_Exercise prompt_
Pull out every line from the listing that has the word "fragments".

BEGIN Rows

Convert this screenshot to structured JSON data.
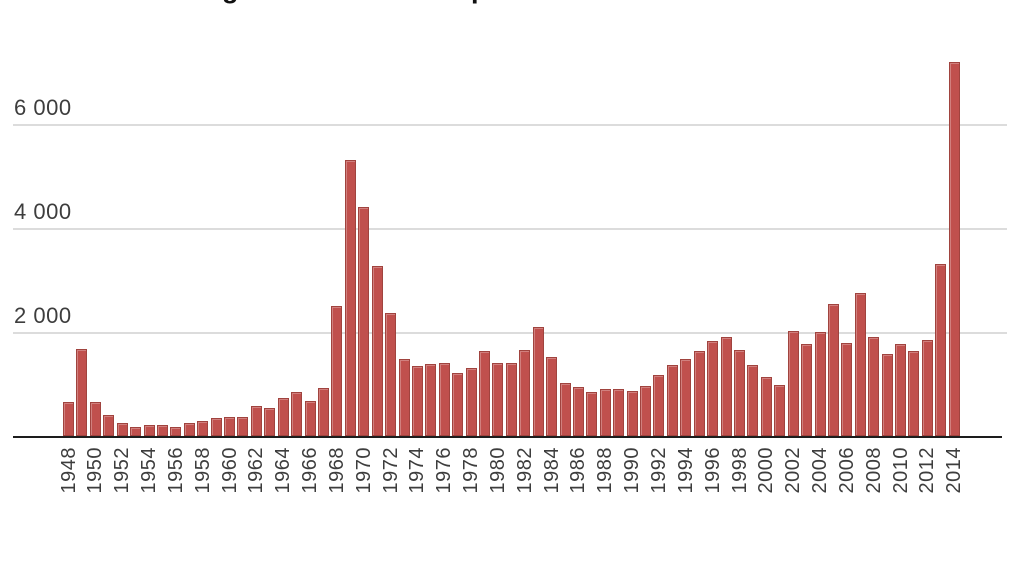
{
  "page": {
    "background": "#ffffff",
    "clipped_title": {
      "note": "chart title is cropped at top edge; only descender fragments of letters are visible",
      "fragments": [
        {
          "glyph": "g",
          "x": 222
        },
        {
          "glyph": "p",
          "x": 471
        }
      ]
    }
  },
  "chart_data": {
    "type": "bar",
    "title": "",
    "x": [
      1948,
      1949,
      1950,
      1951,
      1952,
      1953,
      1954,
      1955,
      1956,
      1957,
      1958,
      1959,
      1960,
      1961,
      1962,
      1963,
      1964,
      1965,
      1966,
      1967,
      1968,
      1969,
      1970,
      1971,
      1972,
      1973,
      1974,
      1975,
      1976,
      1977,
      1978,
      1979,
      1980,
      1981,
      1982,
      1983,
      1984,
      1985,
      1986,
      1987,
      1988,
      1989,
      1990,
      1991,
      1992,
      1993,
      1994,
      1995,
      1996,
      1997,
      1998,
      1999,
      2000,
      2001,
      2002,
      2003,
      2004,
      2005,
      2006,
      2007,
      2008,
      2009,
      2010,
      2011,
      2012,
      2013,
      2014
    ],
    "values": [
      650,
      1670,
      660,
      400,
      250,
      170,
      210,
      210,
      170,
      250,
      290,
      340,
      360,
      370,
      570,
      530,
      725,
      840,
      680,
      920,
      2500,
      5300,
      4400,
      3270,
      2360,
      1480,
      1350,
      1380,
      1400,
      1210,
      1300,
      1640,
      1400,
      1400,
      1660,
      2100,
      1510,
      1010,
      940,
      850,
      900,
      900,
      860,
      970,
      1170,
      1360,
      1490,
      1630,
      1830,
      1910,
      1650,
      1360,
      1140,
      990,
      2020,
      1760,
      2000,
      2530,
      1780,
      2750,
      1910,
      1580,
      1760,
      1630,
      1850,
      3300,
      7200
    ],
    "x_tick_labels": [
      "1948",
      "1950",
      "1952",
      "1954",
      "1956",
      "1958",
      "1960",
      "1962",
      "1964",
      "1966",
      "1968",
      "1970",
      "1972",
      "1974",
      "1976",
      "1978",
      "1980",
      "1982",
      "1984",
      "1986",
      "1988",
      "1990",
      "1992",
      "1994",
      "1996",
      "1998",
      "2000",
      "2002",
      "2004",
      "2006",
      "2008",
      "2010",
      "2012",
      "2014"
    ],
    "y_ticks": [
      2000,
      4000,
      6000
    ],
    "y_tick_labels": [
      "2 000",
      "4 000",
      "6 000"
    ],
    "ylim": [
      0,
      7500
    ],
    "grid": "horizontal",
    "legend": "none",
    "xlabel": "",
    "ylabel": "",
    "colors": {
      "bar_fill": "#c0504d",
      "bar_border": "#a0433e",
      "gridline": "#dcdcdc",
      "axis_line": "#1d1d1d",
      "tick_label": "#3d3d3d"
    }
  }
}
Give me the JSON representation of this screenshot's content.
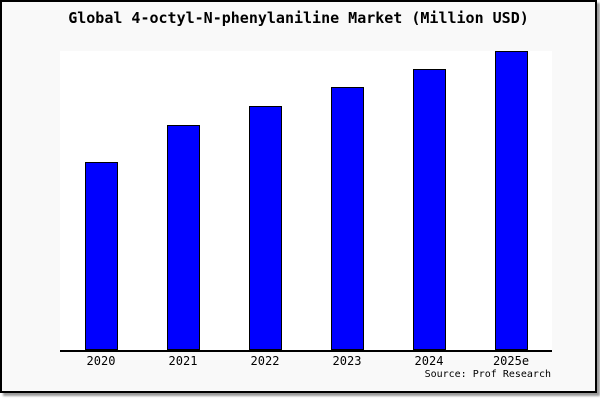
{
  "chart_data": {
    "type": "bar",
    "title": "Global 4-octyl-N-phenylaniline Market (Million USD)",
    "categories": [
      "2020",
      "2021",
      "2022",
      "2023",
      "2024",
      "2025e"
    ],
    "values_pct_of_max": [
      62.9,
      75.3,
      81.6,
      88.0,
      94.0,
      100
    ],
    "values_unit": "percent of tallest bar (y-axis has no visible scale)",
    "xlabel": "",
    "ylabel": "",
    "y_axis_labels_visible": false,
    "grid": false,
    "legend": "none",
    "bar_color": "#0000ff",
    "bar_border_color": "#000000",
    "plot_background": "#ffffff",
    "card_background": "#f9f9f9",
    "source_note": "Source: Prof Research"
  }
}
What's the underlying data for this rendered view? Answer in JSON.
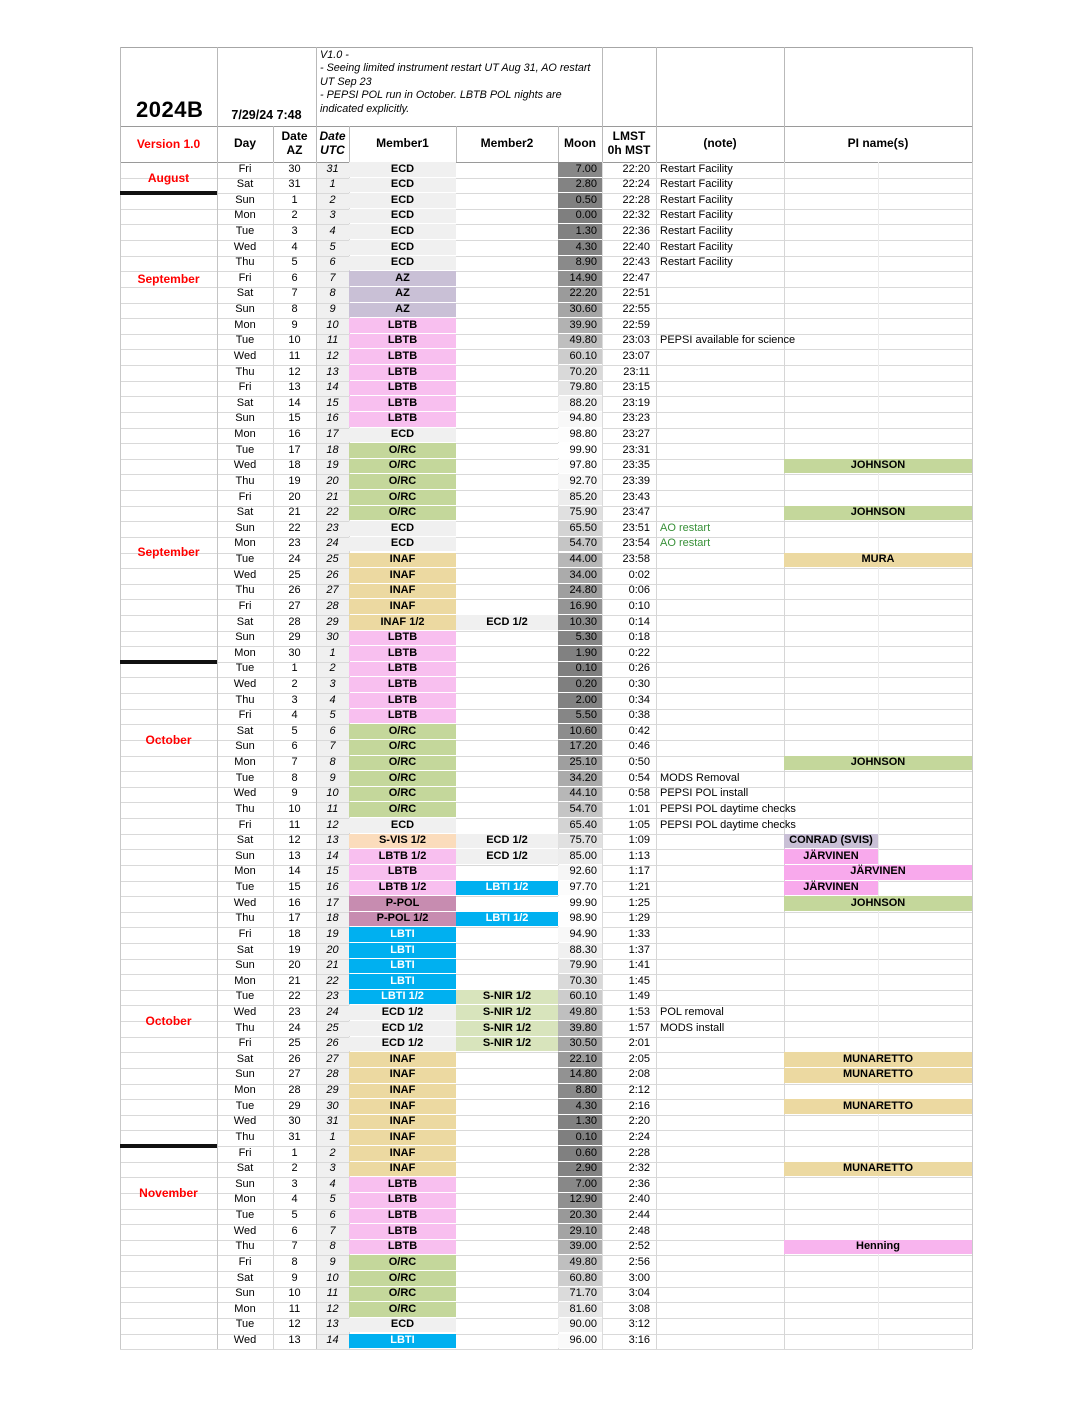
{
  "header": {
    "season": "2024B",
    "generated": "7/29/24 7:48",
    "version_label": "Version 1.0",
    "notes_lines": [
      "V1.0 -",
      "- Seeing limited instrument restart UT Aug 31, AO restart UT Sep 23",
      "- PEPSI POL run in October.  LBTB POL nights are indicated explicitly."
    ],
    "columns": [
      "Day",
      "Date\nAZ",
      "Date\nUTC",
      "Member1",
      "Member2",
      "Moon",
      "LMST\n0h MST",
      "(note)",
      "PI name(s)"
    ]
  },
  "colors": {
    "month_label": "#ff0000",
    "note_green": "#389038",
    "members": {
      "ECD": {
        "bg": "#f0f0f0",
        "text": "#000000"
      },
      "AZ": {
        "bg": "#c9c0d6",
        "text": "#000000"
      },
      "LBTB": {
        "bg": "#f8bfef",
        "text": "#000000"
      },
      "O/RC": {
        "bg": "#c4d79b",
        "text": "#000000"
      },
      "INAF": {
        "bg": "#ecd9a1",
        "text": "#000000"
      },
      "S-VIS": {
        "bg": "#fbdcbc",
        "text": "#000000"
      },
      "LBTI": {
        "bg": "#00b0f0",
        "text": "#ffffff"
      },
      "P-POL": {
        "bg": "#c78cb0",
        "text": "#000000"
      },
      "S-NIR": {
        "bg": "#d8e4bc",
        "text": "#000000"
      }
    },
    "pi": {
      "JOHNSON": "#c4d79b",
      "MURA": "#ecd9a1",
      "MUNARETTO": "#ecd9a1",
      "JÄRVINEN": "#f8a9ec",
      "CONRAD (SVIS)": "#c9c0d6",
      "Henning": "#f8b4ee"
    }
  },
  "row_fields": [
    "day",
    "date_az",
    "date_utc",
    "member1",
    "member2",
    "moon",
    "lmst",
    "note",
    "note_style",
    "pi_name",
    "pi_span"
  ],
  "rows": [
    [
      "Fri",
      "30",
      "31",
      "ECD",
      "",
      "7.00",
      "22:20",
      "Restart Facility",
      "",
      "",
      ""
    ],
    [
      "Sat",
      "31",
      "1",
      "ECD",
      "",
      "2.80",
      "22:24",
      "Restart Facility",
      "",
      "",
      ""
    ],
    [
      "Sun",
      "1",
      "2",
      "ECD",
      "",
      "0.50",
      "22:28",
      "Restart Facility",
      "",
      "",
      ""
    ],
    [
      "Mon",
      "2",
      "3",
      "ECD",
      "",
      "0.00",
      "22:32",
      "Restart Facility",
      "",
      "",
      ""
    ],
    [
      "Tue",
      "3",
      "4",
      "ECD",
      "",
      "1.30",
      "22:36",
      "Restart Facility",
      "",
      "",
      ""
    ],
    [
      "Wed",
      "4",
      "5",
      "ECD",
      "",
      "4.30",
      "22:40",
      "Restart Facility",
      "",
      "",
      ""
    ],
    [
      "Thu",
      "5",
      "6",
      "ECD",
      "",
      "8.90",
      "22:43",
      "Restart Facility",
      "",
      "",
      ""
    ],
    [
      "Fri",
      "6",
      "7",
      "AZ",
      "",
      "14.90",
      "22:47",
      "",
      "",
      "",
      ""
    ],
    [
      "Sat",
      "7",
      "8",
      "AZ",
      "",
      "22.20",
      "22:51",
      "",
      "",
      "",
      ""
    ],
    [
      "Sun",
      "8",
      "9",
      "AZ",
      "",
      "30.60",
      "22:55",
      "",
      "",
      "",
      ""
    ],
    [
      "Mon",
      "9",
      "10",
      "LBTB",
      "",
      "39.90",
      "22:59",
      "",
      "",
      "",
      ""
    ],
    [
      "Tue",
      "10",
      "11",
      "LBTB",
      "",
      "49.80",
      "23:03",
      "PEPSI available for science",
      "",
      "",
      ""
    ],
    [
      "Wed",
      "11",
      "12",
      "LBTB",
      "",
      "60.10",
      "23:07",
      "",
      "",
      "",
      ""
    ],
    [
      "Thu",
      "12",
      "13",
      "LBTB",
      "",
      "70.20",
      "23:11",
      "",
      "",
      "",
      ""
    ],
    [
      "Fri",
      "13",
      "14",
      "LBTB",
      "",
      "79.80",
      "23:15",
      "",
      "",
      "",
      ""
    ],
    [
      "Sat",
      "14",
      "15",
      "LBTB",
      "",
      "88.20",
      "23:19",
      "",
      "",
      "",
      ""
    ],
    [
      "Sun",
      "15",
      "16",
      "LBTB",
      "",
      "94.80",
      "23:23",
      "",
      "",
      "",
      ""
    ],
    [
      "Mon",
      "16",
      "17",
      "ECD",
      "",
      "98.80",
      "23:27",
      "",
      "",
      "",
      ""
    ],
    [
      "Tue",
      "17",
      "18",
      "O/RC",
      "",
      "99.90",
      "23:31",
      "",
      "",
      "",
      ""
    ],
    [
      "Wed",
      "18",
      "19",
      "O/RC",
      "",
      "97.80",
      "23:35",
      "",
      "",
      "JOHNSON",
      "full"
    ],
    [
      "Thu",
      "19",
      "20",
      "O/RC",
      "",
      "92.70",
      "23:39",
      "",
      "",
      "",
      ""
    ],
    [
      "Fri",
      "20",
      "21",
      "O/RC",
      "",
      "85.20",
      "23:43",
      "",
      "",
      "",
      ""
    ],
    [
      "Sat",
      "21",
      "22",
      "O/RC",
      "",
      "75.90",
      "23:47",
      "",
      "",
      "JOHNSON",
      "full"
    ],
    [
      "Sun",
      "22",
      "23",
      "ECD",
      "",
      "65.50",
      "23:51",
      "AO restart",
      "green",
      "",
      ""
    ],
    [
      "Mon",
      "23",
      "24",
      "ECD",
      "",
      "54.70",
      "23:54",
      "AO restart",
      "green",
      "",
      ""
    ],
    [
      "Tue",
      "24",
      "25",
      "INAF",
      "",
      "44.00",
      "23:58",
      "",
      "",
      "MURA",
      "full"
    ],
    [
      "Wed",
      "25",
      "26",
      "INAF",
      "",
      "34.00",
      "0:02",
      "",
      "",
      "",
      ""
    ],
    [
      "Thu",
      "26",
      "27",
      "INAF",
      "",
      "24.80",
      "0:06",
      "",
      "",
      "",
      ""
    ],
    [
      "Fri",
      "27",
      "28",
      "INAF",
      "",
      "16.90",
      "0:10",
      "",
      "",
      "",
      ""
    ],
    [
      "Sat",
      "28",
      "29",
      "INAF 1/2",
      "ECD 1/2",
      "10.30",
      "0:14",
      "",
      "",
      "",
      ""
    ],
    [
      "Sun",
      "29",
      "30",
      "LBTB",
      "",
      "5.30",
      "0:18",
      "",
      "",
      "",
      ""
    ],
    [
      "Mon",
      "30",
      "1",
      "LBTB",
      "",
      "1.90",
      "0:22",
      "",
      "",
      "",
      ""
    ],
    [
      "Tue",
      "1",
      "2",
      "LBTB",
      "",
      "0.10",
      "0:26",
      "",
      "",
      "",
      ""
    ],
    [
      "Wed",
      "2",
      "3",
      "LBTB",
      "",
      "0.20",
      "0:30",
      "",
      "",
      "",
      ""
    ],
    [
      "Thu",
      "3",
      "4",
      "LBTB",
      "",
      "2.00",
      "0:34",
      "",
      "",
      "",
      ""
    ],
    [
      "Fri",
      "4",
      "5",
      "LBTB",
      "",
      "5.50",
      "0:38",
      "",
      "",
      "",
      ""
    ],
    [
      "Sat",
      "5",
      "6",
      "O/RC",
      "",
      "10.60",
      "0:42",
      "",
      "",
      "",
      ""
    ],
    [
      "Sun",
      "6",
      "7",
      "O/RC",
      "",
      "17.20",
      "0:46",
      "",
      "",
      "",
      ""
    ],
    [
      "Mon",
      "7",
      "8",
      "O/RC",
      "",
      "25.10",
      "0:50",
      "",
      "",
      "JOHNSON",
      "full"
    ],
    [
      "Tue",
      "8",
      "9",
      "O/RC",
      "",
      "34.20",
      "0:54",
      "MODS Removal",
      "",
      "",
      ""
    ],
    [
      "Wed",
      "9",
      "10",
      "O/RC",
      "",
      "44.10",
      "0:58",
      "PEPSI POL install",
      "",
      "",
      ""
    ],
    [
      "Thu",
      "10",
      "11",
      "O/RC",
      "",
      "54.70",
      "1:01",
      "PEPSI POL daytime checks",
      "",
      "",
      ""
    ],
    [
      "Fri",
      "11",
      "12",
      "ECD",
      "",
      "65.40",
      "1:05",
      "PEPSI POL daytime checks",
      "",
      "",
      ""
    ],
    [
      "Sat",
      "12",
      "13",
      "S-VIS 1/2",
      "ECD 1/2",
      "75.70",
      "1:09",
      "",
      "",
      "CONRAD (SVIS)",
      "half"
    ],
    [
      "Sun",
      "13",
      "14",
      "LBTB 1/2",
      "ECD 1/2",
      "85.00",
      "1:13",
      "",
      "",
      "JÄRVINEN",
      "half"
    ],
    [
      "Mon",
      "14",
      "15",
      "LBTB",
      "",
      "92.60",
      "1:17",
      "",
      "",
      "JÄRVINEN",
      "full"
    ],
    [
      "Tue",
      "15",
      "16",
      "LBTB 1/2",
      "LBTI 1/2",
      "97.70",
      "1:21",
      "",
      "",
      "JÄRVINEN",
      "half"
    ],
    [
      "Wed",
      "16",
      "17",
      "P-POL",
      "",
      "99.90",
      "1:25",
      "",
      "",
      "JOHNSON",
      "full"
    ],
    [
      "Thu",
      "17",
      "18",
      "P-POL 1/2",
      "LBTI 1/2",
      "98.90",
      "1:29",
      "",
      "",
      "",
      ""
    ],
    [
      "Fri",
      "18",
      "19",
      "LBTI",
      "",
      "94.90",
      "1:33",
      "",
      "",
      "",
      ""
    ],
    [
      "Sat",
      "19",
      "20",
      "LBTI",
      "",
      "88.30",
      "1:37",
      "",
      "",
      "",
      ""
    ],
    [
      "Sun",
      "20",
      "21",
      "LBTI",
      "",
      "79.90",
      "1:41",
      "",
      "",
      "",
      ""
    ],
    [
      "Mon",
      "21",
      "22",
      "LBTI",
      "",
      "70.30",
      "1:45",
      "",
      "",
      "",
      ""
    ],
    [
      "Tue",
      "22",
      "23",
      "LBTI 1/2",
      "S-NIR 1/2",
      "60.10",
      "1:49",
      "",
      "",
      "",
      ""
    ],
    [
      "Wed",
      "23",
      "24",
      "ECD 1/2",
      "S-NIR 1/2",
      "49.80",
      "1:53",
      "POL removal",
      "",
      "",
      ""
    ],
    [
      "Thu",
      "24",
      "25",
      "ECD 1/2",
      "S-NIR 1/2",
      "39.80",
      "1:57",
      "MODS install",
      "",
      "",
      ""
    ],
    [
      "Fri",
      "25",
      "26",
      "ECD 1/2",
      "S-NIR 1/2",
      "30.50",
      "2:01",
      "",
      "",
      "",
      ""
    ],
    [
      "Sat",
      "26",
      "27",
      "INAF",
      "",
      "22.10",
      "2:05",
      "",
      "",
      "MUNARETTO",
      "full"
    ],
    [
      "Sun",
      "27",
      "28",
      "INAF",
      "",
      "14.80",
      "2:08",
      "",
      "",
      "MUNARETTO",
      "full"
    ],
    [
      "Mon",
      "28",
      "29",
      "INAF",
      "",
      "8.80",
      "2:12",
      "",
      "",
      "",
      ""
    ],
    [
      "Tue",
      "29",
      "30",
      "INAF",
      "",
      "4.30",
      "2:16",
      "",
      "",
      "MUNARETTO",
      "full"
    ],
    [
      "Wed",
      "30",
      "31",
      "INAF",
      "",
      "1.30",
      "2:20",
      "",
      "",
      "",
      ""
    ],
    [
      "Thu",
      "31",
      "1",
      "INAF",
      "",
      "0.10",
      "2:24",
      "",
      "",
      "",
      ""
    ],
    [
      "Fri",
      "1",
      "2",
      "INAF",
      "",
      "0.60",
      "2:28",
      "",
      "",
      "",
      ""
    ],
    [
      "Sat",
      "2",
      "3",
      "INAF",
      "",
      "2.90",
      "2:32",
      "",
      "",
      "MUNARETTO",
      "full"
    ],
    [
      "Sun",
      "3",
      "4",
      "LBTB",
      "",
      "7.00",
      "2:36",
      "",
      "",
      "",
      ""
    ],
    [
      "Mon",
      "4",
      "5",
      "LBTB",
      "",
      "12.90",
      "2:40",
      "",
      "",
      "",
      ""
    ],
    [
      "Tue",
      "5",
      "6",
      "LBTB",
      "",
      "20.30",
      "2:44",
      "",
      "",
      "",
      ""
    ],
    [
      "Wed",
      "6",
      "7",
      "LBTB",
      "",
      "29.10",
      "2:48",
      "",
      "",
      "",
      ""
    ],
    [
      "Thu",
      "7",
      "8",
      "LBTB",
      "",
      "39.00",
      "2:52",
      "",
      "",
      "Henning",
      "full"
    ],
    [
      "Fri",
      "8",
      "9",
      "O/RC",
      "",
      "49.80",
      "2:56",
      "",
      "",
      "",
      ""
    ],
    [
      "Sat",
      "9",
      "10",
      "O/RC",
      "",
      "60.80",
      "3:00",
      "",
      "",
      "",
      ""
    ],
    [
      "Sun",
      "10",
      "11",
      "O/RC",
      "",
      "71.70",
      "3:04",
      "",
      "",
      "",
      ""
    ],
    [
      "Mon",
      "11",
      "12",
      "O/RC",
      "",
      "81.60",
      "3:08",
      "",
      "",
      "",
      ""
    ],
    [
      "Tue",
      "12",
      "13",
      "ECD",
      "",
      "90.00",
      "3:12",
      "",
      "",
      "",
      ""
    ],
    [
      "Wed",
      "13",
      "14",
      "LBTI",
      "",
      "96.00",
      "3:16",
      "",
      "",
      "",
      ""
    ]
  ],
  "month_labels": [
    {
      "row": 0,
      "span": 2,
      "text": "August"
    },
    {
      "row": 7,
      "span": 1,
      "text": "September"
    },
    {
      "row": 24,
      "span": 2,
      "text": "September"
    },
    {
      "row": 36,
      "span": 2,
      "text": "October"
    },
    {
      "row": 54,
      "span": 2,
      "text": "October"
    },
    {
      "row": 65,
      "span": 2,
      "text": "November"
    }
  ],
  "month_breaks_after_rows": [
    1,
    31,
    62
  ]
}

END Rows

_Output for this task_
      "note": "chart title is cropped at top edge; only descender fragments of letters are visible",
      "fragments": [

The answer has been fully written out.